+++ DATA RECORDS

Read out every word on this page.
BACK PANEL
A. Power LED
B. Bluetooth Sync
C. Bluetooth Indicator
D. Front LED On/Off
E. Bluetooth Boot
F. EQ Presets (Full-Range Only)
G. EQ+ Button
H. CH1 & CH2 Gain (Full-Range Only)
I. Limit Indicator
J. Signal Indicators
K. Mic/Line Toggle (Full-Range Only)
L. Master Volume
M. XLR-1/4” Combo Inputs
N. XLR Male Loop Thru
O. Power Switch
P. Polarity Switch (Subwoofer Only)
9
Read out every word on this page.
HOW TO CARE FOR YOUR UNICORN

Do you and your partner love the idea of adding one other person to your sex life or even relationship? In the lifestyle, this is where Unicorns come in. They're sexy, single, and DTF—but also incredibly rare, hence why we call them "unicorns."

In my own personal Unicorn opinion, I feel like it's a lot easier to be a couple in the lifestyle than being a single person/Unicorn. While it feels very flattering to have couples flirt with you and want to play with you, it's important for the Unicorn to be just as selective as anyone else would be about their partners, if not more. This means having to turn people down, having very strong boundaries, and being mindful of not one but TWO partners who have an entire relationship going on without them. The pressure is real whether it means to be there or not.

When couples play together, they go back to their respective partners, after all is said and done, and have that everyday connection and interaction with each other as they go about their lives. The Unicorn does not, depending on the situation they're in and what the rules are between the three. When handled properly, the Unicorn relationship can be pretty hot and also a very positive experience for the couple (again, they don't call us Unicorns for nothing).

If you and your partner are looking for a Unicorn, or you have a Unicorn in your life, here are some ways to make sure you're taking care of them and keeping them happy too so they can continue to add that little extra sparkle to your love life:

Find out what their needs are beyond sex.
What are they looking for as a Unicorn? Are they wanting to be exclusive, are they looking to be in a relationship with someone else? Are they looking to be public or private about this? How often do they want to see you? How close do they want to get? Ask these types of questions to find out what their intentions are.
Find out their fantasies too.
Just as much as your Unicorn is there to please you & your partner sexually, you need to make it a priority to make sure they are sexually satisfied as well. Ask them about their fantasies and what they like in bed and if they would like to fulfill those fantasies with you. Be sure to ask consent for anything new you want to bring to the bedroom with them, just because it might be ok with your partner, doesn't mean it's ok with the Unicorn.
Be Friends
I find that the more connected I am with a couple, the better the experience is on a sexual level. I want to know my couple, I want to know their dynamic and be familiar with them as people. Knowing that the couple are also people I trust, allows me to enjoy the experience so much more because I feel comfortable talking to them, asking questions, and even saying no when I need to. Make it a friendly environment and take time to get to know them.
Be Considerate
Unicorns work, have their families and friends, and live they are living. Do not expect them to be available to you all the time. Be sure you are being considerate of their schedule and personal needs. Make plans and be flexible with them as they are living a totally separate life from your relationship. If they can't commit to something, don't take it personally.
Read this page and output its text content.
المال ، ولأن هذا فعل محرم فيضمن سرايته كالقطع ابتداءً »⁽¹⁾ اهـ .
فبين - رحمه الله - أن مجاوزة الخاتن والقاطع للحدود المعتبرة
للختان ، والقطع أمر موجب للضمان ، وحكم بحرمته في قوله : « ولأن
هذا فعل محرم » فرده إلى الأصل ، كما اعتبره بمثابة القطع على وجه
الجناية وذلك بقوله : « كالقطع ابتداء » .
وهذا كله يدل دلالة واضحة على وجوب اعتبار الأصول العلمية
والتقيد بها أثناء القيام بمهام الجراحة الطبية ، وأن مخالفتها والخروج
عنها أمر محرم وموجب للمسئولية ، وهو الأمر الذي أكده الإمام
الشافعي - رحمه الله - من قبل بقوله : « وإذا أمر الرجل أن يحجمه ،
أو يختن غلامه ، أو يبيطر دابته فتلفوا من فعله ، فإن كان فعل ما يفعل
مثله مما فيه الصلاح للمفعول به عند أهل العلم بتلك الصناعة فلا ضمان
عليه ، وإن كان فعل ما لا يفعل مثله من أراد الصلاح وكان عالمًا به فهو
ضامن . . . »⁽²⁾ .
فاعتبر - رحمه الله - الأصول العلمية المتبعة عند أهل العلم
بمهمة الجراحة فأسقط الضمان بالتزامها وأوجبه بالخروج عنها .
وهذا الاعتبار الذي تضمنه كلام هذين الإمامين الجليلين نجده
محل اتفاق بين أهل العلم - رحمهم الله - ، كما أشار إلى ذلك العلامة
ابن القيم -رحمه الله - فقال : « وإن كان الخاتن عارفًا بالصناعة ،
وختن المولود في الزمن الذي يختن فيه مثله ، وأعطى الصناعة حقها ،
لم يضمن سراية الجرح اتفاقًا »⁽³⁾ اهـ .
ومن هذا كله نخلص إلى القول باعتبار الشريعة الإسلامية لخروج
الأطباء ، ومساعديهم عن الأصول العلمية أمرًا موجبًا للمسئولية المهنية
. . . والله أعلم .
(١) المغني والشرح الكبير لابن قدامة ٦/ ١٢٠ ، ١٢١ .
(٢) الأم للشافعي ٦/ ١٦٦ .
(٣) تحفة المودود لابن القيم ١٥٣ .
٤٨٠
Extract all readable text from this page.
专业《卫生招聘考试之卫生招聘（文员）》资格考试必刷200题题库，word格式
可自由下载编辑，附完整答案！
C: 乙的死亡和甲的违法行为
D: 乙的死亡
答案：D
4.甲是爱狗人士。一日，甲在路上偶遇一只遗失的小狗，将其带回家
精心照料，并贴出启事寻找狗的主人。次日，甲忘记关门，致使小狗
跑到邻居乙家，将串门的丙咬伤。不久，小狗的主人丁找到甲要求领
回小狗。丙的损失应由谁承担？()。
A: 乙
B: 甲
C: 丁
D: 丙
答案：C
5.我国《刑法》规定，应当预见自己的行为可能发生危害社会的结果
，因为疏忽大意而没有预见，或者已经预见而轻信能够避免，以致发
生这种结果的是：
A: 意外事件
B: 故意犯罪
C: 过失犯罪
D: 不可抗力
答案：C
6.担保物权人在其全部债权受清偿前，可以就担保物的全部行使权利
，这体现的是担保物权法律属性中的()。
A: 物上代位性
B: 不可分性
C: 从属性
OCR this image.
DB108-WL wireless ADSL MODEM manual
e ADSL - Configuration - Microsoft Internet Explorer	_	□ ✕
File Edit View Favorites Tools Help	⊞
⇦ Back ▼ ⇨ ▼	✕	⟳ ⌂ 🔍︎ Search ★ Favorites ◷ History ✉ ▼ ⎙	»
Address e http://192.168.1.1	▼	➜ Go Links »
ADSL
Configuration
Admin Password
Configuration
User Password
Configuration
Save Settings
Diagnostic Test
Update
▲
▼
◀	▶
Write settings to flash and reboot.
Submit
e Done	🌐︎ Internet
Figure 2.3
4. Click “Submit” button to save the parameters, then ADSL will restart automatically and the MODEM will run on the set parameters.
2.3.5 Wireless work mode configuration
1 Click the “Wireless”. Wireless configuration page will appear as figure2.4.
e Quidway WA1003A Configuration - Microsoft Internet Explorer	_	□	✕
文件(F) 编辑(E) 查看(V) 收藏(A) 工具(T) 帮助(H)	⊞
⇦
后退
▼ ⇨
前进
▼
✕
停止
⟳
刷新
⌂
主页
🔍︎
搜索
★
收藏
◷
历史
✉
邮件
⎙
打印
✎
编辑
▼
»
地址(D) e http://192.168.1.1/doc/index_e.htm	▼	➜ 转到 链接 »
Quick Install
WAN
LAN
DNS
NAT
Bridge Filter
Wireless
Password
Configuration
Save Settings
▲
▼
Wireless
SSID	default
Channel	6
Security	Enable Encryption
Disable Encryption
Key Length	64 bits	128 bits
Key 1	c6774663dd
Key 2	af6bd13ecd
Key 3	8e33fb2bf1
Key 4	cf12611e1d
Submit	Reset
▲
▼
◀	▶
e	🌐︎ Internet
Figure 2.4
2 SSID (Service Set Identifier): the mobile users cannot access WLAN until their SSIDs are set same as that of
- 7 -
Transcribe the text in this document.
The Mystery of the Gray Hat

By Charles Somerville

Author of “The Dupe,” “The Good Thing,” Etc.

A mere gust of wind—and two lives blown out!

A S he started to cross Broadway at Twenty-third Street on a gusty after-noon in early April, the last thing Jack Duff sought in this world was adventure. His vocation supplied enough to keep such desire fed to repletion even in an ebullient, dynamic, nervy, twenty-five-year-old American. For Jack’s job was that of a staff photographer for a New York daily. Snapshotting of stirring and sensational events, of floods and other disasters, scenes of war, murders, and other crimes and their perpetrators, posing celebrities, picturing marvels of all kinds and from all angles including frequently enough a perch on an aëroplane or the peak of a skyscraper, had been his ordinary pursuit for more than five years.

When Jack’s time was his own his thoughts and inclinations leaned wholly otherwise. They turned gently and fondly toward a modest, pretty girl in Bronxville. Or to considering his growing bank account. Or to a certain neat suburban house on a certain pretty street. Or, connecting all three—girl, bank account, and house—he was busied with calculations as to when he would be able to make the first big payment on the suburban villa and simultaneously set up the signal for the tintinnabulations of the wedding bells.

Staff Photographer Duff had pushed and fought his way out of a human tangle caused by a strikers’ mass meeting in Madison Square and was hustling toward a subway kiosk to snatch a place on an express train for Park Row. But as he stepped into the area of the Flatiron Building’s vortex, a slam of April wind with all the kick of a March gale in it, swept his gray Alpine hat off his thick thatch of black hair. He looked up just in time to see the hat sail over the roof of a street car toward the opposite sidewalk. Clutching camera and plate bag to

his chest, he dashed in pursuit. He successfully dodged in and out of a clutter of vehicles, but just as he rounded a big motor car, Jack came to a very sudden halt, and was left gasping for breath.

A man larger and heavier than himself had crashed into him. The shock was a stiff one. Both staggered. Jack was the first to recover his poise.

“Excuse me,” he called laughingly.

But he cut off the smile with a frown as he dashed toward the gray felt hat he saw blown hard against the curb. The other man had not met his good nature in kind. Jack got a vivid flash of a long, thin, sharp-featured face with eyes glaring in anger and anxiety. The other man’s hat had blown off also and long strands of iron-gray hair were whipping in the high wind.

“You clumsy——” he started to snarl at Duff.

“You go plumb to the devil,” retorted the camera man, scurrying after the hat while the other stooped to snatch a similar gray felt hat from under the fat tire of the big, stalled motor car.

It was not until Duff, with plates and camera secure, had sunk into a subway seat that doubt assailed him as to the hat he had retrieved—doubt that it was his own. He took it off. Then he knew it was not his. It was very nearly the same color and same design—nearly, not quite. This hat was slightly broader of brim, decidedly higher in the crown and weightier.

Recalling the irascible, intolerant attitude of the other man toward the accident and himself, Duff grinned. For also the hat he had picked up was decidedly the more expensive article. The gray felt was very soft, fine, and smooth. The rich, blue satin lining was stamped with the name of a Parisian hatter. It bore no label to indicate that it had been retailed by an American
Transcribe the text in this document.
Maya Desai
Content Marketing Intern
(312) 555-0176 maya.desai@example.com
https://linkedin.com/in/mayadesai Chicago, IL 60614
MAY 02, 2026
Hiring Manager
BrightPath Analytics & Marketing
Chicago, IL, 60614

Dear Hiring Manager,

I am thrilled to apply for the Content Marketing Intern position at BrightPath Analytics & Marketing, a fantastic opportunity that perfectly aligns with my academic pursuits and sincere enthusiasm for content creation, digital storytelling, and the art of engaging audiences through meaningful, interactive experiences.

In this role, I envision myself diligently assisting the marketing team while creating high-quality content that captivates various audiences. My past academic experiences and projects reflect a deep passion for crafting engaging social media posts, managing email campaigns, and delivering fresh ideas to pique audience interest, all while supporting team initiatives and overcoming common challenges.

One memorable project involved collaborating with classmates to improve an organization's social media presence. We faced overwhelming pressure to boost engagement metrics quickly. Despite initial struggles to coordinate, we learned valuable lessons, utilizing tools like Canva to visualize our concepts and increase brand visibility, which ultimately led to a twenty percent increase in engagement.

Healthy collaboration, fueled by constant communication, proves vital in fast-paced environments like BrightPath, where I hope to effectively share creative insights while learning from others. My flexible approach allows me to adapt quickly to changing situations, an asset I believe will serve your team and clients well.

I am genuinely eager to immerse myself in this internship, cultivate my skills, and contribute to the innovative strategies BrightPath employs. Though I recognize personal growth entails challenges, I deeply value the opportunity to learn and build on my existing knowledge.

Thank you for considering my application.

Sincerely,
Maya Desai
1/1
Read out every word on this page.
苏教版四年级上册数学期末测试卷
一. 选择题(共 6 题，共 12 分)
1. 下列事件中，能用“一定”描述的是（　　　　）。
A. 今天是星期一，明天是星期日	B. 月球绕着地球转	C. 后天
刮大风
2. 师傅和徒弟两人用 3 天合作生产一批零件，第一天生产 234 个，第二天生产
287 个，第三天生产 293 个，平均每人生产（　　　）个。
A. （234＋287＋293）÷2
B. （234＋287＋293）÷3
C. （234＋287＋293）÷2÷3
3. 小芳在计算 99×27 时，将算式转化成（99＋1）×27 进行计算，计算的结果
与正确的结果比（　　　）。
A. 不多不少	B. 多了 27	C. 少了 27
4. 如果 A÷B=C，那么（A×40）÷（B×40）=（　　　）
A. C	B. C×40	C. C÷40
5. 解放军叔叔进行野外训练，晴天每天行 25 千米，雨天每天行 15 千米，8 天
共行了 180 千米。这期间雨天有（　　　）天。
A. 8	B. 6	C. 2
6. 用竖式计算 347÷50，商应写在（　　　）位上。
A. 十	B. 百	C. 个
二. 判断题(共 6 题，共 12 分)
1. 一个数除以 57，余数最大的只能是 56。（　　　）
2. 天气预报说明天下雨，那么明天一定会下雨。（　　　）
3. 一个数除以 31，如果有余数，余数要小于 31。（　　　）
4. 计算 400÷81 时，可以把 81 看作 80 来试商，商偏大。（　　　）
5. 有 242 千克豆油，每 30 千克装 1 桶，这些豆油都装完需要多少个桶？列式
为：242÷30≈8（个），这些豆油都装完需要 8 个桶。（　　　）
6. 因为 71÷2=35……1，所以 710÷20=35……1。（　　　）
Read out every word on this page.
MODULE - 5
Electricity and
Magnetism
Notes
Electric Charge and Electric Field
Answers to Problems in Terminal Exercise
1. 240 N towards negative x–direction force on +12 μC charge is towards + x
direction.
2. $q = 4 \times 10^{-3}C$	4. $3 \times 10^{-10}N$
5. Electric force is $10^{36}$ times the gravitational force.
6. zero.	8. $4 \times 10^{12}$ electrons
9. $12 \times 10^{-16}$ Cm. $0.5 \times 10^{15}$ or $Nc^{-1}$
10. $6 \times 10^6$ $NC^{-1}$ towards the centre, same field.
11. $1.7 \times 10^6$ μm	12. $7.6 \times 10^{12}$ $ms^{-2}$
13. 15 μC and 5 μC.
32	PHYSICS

++++++

Give only the number of lines in the data that hold the word "even".

3